[BEGIN]
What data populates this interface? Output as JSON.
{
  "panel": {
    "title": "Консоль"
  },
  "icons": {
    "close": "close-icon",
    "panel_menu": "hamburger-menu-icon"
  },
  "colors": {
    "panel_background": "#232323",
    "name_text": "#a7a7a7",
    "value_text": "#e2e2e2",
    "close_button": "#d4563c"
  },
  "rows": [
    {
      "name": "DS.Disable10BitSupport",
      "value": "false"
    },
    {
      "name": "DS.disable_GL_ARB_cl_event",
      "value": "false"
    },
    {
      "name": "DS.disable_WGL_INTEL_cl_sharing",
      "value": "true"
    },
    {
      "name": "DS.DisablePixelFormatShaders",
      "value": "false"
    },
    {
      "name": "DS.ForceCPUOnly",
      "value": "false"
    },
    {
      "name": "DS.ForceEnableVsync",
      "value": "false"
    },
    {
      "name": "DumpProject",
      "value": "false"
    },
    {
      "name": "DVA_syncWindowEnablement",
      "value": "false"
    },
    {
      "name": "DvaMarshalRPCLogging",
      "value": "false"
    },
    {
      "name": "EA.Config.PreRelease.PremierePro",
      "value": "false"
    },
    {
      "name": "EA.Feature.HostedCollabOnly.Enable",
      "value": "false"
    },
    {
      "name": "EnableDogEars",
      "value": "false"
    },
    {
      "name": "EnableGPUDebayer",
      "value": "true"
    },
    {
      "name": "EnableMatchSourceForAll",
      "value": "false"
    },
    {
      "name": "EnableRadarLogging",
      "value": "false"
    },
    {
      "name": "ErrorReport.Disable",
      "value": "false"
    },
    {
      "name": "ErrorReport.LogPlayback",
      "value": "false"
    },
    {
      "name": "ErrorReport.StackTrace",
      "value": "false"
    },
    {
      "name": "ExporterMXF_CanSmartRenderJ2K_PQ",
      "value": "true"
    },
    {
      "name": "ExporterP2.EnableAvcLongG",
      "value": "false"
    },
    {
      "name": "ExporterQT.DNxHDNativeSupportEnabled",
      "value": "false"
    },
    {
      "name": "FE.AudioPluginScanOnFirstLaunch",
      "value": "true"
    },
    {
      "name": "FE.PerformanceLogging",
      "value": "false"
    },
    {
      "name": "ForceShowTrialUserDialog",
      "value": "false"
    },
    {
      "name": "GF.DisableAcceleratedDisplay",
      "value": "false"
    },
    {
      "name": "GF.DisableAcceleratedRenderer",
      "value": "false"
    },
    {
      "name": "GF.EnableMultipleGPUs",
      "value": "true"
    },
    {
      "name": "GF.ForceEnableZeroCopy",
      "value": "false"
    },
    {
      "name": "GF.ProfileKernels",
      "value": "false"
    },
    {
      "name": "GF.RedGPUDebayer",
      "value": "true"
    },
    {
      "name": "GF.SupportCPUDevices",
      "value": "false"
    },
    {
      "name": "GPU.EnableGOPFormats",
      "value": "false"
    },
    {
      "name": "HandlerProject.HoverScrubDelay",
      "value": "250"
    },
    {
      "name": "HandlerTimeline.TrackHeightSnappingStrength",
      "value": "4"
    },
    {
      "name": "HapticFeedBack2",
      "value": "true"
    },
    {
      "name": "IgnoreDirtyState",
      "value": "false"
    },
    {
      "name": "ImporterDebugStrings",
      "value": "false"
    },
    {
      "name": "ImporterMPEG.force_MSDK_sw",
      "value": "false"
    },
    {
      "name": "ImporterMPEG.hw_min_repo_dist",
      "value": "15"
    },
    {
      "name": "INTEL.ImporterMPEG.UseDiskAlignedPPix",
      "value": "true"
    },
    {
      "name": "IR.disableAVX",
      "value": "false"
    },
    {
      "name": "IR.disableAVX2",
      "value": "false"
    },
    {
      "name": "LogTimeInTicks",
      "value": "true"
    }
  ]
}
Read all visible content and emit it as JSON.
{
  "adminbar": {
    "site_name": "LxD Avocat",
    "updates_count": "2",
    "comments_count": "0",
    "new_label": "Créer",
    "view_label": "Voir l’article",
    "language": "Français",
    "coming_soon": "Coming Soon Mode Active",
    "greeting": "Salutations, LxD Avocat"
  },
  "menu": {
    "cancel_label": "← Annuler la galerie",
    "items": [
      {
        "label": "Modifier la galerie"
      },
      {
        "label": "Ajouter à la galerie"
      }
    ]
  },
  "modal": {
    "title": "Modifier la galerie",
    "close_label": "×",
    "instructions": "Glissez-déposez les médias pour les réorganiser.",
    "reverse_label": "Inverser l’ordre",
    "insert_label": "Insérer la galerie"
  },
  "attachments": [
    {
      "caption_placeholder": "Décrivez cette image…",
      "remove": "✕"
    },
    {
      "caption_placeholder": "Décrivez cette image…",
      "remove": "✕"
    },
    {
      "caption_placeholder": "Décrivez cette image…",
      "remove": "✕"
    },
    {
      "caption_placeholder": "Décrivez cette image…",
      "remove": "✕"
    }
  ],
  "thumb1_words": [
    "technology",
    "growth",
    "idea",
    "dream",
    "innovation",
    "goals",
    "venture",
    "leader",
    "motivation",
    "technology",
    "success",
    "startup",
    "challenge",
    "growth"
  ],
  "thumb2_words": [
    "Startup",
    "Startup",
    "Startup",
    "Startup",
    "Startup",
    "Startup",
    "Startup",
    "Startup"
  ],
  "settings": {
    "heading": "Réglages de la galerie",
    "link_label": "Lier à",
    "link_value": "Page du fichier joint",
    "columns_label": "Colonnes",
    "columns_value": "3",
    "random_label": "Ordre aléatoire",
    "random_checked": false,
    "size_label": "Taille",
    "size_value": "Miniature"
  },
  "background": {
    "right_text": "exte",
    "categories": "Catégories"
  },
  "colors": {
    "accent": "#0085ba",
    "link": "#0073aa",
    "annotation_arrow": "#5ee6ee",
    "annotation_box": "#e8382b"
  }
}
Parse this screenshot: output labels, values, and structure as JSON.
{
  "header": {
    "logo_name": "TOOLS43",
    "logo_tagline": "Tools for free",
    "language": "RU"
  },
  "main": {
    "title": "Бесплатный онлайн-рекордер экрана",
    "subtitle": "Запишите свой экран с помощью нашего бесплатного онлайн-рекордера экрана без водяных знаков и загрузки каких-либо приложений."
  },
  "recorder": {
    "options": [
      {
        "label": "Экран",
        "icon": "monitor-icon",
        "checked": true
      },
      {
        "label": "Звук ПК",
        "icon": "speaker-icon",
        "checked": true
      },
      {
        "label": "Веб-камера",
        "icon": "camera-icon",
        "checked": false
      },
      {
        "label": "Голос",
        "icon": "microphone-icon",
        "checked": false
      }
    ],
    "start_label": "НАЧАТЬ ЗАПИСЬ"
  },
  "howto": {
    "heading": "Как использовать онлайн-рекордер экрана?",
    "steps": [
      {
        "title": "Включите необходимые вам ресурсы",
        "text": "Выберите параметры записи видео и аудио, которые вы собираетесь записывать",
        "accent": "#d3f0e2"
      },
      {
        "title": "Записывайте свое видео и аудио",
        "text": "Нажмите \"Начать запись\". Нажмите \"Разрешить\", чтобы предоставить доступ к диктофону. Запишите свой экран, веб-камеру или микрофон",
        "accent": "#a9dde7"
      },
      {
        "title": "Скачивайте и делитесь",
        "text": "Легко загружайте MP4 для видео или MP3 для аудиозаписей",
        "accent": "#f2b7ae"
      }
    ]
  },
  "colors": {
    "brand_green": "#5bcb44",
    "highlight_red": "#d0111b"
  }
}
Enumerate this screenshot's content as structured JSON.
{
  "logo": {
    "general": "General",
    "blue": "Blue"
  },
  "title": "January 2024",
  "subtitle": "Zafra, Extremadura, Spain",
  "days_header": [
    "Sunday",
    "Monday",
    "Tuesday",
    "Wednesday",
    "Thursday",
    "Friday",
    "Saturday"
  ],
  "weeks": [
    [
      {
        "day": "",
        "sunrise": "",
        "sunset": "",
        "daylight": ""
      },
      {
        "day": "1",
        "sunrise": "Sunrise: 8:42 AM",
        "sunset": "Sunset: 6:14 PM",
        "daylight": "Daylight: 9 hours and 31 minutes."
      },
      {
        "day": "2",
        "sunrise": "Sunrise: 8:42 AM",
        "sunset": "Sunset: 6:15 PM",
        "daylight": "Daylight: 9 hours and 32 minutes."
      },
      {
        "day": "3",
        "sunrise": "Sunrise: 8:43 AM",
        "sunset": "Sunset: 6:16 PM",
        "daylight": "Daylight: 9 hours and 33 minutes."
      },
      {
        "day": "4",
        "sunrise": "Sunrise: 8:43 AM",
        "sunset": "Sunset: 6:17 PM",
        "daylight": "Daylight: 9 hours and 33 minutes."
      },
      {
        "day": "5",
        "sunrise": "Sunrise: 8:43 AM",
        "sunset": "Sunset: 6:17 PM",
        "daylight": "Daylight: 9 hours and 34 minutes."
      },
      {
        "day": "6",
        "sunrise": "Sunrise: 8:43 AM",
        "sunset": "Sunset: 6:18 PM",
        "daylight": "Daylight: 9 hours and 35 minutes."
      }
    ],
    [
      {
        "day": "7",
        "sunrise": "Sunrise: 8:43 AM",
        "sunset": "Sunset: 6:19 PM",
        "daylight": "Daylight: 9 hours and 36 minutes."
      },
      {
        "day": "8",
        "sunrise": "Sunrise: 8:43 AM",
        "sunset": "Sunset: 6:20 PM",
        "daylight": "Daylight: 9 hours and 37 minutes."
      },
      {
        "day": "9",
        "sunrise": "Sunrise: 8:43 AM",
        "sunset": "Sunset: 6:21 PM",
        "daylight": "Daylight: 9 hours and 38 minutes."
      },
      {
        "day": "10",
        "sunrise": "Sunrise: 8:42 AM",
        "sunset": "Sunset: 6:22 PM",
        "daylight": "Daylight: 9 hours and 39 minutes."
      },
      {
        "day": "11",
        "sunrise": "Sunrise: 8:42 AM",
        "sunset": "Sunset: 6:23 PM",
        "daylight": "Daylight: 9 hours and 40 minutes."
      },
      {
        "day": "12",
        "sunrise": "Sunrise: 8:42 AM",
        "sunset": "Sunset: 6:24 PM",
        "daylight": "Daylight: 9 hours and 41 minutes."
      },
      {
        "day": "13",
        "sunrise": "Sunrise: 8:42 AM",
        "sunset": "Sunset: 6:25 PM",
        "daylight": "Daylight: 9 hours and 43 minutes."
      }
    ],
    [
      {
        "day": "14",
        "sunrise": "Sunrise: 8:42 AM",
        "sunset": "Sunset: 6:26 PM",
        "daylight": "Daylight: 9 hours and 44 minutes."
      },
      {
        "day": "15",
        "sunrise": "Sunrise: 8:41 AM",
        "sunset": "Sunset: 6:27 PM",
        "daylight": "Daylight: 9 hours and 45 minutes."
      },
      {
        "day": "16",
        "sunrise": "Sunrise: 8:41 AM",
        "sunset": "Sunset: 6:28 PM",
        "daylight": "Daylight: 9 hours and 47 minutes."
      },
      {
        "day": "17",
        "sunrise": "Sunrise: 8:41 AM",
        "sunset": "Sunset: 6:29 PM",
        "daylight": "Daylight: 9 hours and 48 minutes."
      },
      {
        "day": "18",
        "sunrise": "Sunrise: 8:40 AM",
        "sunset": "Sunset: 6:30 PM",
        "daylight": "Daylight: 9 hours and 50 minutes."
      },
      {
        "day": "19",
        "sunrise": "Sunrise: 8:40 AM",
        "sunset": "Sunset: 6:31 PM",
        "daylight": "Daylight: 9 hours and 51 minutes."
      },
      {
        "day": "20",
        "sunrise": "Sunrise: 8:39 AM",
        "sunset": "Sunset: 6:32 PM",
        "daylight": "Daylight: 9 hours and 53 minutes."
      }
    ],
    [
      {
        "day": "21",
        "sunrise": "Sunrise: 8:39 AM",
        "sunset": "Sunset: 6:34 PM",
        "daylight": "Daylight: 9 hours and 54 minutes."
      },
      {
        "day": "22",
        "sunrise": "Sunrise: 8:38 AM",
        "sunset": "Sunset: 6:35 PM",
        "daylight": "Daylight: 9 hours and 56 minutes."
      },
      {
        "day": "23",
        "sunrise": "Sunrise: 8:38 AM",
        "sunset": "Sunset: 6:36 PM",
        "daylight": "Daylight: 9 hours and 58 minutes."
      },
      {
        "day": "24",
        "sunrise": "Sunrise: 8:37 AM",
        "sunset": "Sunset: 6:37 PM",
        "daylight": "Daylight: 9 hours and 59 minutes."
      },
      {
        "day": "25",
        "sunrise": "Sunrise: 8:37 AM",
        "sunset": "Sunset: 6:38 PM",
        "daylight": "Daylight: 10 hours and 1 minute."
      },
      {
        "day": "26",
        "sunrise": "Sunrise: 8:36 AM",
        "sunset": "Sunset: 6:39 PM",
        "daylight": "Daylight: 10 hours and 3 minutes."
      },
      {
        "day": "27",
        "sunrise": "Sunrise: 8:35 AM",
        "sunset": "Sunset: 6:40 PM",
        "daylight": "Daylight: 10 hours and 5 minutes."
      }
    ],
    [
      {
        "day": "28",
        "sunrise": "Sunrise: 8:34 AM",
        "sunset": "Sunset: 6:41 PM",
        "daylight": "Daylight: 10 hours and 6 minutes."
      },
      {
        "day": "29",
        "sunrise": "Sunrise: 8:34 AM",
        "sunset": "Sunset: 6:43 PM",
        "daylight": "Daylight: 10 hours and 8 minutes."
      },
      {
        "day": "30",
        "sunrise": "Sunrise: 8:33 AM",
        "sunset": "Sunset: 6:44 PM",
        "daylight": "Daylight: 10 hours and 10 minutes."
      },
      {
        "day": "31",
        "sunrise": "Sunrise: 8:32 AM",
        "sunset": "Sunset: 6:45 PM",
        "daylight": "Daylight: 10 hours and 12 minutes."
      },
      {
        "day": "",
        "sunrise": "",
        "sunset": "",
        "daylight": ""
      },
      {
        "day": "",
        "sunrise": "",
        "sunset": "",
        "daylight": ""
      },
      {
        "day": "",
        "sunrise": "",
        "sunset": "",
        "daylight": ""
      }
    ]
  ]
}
[END]
Aim of the exercise. From the listing, copy every line where the string "свой" appears.

Response to the task.
    "subtitle": "Запишите свой экран с помощью нашего бесплатного онлайн-рекордера экрана без водяных знаков и загрузки каких-либо приложений."
        "text": "Нажмите \"Начать запись\". Нажмите \"Разрешить\", чтобы предоставить доступ к диктофону. Запишите свой экран, веб-камеру или микрофон",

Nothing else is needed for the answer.